**TASK STATEMENT**. From the records below, copy every line that contains the word "Normal".

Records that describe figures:
========================

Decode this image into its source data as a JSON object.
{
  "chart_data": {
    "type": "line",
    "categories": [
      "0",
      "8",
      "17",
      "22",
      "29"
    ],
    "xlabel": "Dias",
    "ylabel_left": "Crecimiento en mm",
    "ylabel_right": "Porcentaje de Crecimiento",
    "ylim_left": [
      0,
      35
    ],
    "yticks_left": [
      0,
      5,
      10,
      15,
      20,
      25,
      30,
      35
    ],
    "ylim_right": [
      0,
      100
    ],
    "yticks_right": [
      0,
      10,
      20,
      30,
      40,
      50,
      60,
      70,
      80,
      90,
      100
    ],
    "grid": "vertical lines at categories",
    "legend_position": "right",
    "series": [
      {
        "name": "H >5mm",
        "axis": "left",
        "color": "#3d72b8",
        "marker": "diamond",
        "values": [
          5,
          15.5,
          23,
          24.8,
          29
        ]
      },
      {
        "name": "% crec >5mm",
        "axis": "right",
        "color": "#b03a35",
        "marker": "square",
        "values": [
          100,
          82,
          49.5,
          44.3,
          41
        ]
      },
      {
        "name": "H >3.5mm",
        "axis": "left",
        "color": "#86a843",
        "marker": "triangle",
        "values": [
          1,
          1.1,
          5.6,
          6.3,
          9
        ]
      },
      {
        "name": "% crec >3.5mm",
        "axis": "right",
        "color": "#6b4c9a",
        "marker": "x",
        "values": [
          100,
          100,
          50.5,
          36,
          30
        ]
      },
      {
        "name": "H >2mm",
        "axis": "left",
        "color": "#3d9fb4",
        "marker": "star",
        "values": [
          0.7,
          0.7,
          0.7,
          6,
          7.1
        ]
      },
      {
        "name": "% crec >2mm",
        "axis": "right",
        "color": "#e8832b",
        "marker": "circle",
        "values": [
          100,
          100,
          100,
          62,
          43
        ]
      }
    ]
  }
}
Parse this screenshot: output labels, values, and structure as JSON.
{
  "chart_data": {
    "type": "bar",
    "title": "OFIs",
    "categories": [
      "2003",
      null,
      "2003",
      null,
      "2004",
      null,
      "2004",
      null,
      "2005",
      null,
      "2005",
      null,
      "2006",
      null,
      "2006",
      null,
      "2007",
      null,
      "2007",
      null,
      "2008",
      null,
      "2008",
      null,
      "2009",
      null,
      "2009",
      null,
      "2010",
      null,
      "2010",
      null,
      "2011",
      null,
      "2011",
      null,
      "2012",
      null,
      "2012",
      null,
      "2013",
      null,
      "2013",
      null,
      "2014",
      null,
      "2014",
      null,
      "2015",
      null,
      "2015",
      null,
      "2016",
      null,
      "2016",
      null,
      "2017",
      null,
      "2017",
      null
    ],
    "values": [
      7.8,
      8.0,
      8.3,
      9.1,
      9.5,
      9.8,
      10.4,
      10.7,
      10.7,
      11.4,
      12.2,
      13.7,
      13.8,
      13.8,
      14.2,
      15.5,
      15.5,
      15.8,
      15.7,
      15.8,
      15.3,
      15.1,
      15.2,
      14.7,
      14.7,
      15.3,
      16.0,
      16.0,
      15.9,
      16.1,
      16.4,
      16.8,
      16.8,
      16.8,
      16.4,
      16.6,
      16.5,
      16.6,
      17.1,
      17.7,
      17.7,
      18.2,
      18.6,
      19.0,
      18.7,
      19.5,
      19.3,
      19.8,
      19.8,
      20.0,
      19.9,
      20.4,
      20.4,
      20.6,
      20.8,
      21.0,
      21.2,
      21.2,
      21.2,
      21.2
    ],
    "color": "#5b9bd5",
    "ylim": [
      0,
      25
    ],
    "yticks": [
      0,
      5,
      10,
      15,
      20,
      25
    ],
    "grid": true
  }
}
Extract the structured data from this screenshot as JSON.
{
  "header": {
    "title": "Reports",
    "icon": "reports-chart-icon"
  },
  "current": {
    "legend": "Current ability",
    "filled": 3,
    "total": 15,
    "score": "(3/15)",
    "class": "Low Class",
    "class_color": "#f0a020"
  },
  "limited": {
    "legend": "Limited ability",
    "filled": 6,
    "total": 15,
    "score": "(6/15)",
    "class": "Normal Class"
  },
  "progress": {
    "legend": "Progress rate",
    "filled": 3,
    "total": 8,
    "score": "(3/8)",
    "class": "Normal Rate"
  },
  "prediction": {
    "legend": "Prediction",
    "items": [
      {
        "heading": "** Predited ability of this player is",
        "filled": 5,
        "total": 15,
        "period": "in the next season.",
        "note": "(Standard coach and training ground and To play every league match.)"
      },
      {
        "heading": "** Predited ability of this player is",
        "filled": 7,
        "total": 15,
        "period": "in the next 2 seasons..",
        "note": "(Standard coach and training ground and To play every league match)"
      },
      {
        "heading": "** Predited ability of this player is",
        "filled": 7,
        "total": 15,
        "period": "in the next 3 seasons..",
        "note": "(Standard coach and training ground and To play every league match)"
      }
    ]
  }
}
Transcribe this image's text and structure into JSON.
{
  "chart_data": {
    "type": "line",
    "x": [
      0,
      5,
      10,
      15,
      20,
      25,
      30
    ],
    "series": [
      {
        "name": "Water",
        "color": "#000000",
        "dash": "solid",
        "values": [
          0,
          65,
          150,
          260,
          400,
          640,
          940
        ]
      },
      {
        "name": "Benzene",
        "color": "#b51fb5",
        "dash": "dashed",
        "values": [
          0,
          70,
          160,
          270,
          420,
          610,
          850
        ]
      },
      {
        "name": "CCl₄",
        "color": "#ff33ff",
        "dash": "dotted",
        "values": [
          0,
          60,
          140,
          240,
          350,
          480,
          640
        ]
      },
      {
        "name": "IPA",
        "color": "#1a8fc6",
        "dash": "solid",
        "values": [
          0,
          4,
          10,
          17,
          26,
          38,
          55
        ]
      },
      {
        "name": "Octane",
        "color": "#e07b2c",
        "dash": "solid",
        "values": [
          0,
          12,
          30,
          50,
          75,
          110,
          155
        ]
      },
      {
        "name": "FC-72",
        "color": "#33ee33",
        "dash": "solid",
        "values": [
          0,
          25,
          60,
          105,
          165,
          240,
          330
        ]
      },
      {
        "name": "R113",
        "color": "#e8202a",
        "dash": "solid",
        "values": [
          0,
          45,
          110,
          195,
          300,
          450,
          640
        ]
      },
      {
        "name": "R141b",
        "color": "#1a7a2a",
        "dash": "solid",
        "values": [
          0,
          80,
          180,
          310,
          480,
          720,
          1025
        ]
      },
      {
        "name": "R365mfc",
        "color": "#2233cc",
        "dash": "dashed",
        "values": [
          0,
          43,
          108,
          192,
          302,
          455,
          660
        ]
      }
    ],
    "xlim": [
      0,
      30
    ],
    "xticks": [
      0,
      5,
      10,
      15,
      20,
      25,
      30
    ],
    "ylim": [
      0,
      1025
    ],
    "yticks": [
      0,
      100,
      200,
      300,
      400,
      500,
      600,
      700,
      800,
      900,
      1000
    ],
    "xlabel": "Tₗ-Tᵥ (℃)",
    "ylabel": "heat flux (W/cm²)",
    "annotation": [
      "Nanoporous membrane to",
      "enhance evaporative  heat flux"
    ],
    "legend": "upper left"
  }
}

========================

**EXPECTED ANSWER**.
    "class": "Normal Class"
    "class": "Normal Rate"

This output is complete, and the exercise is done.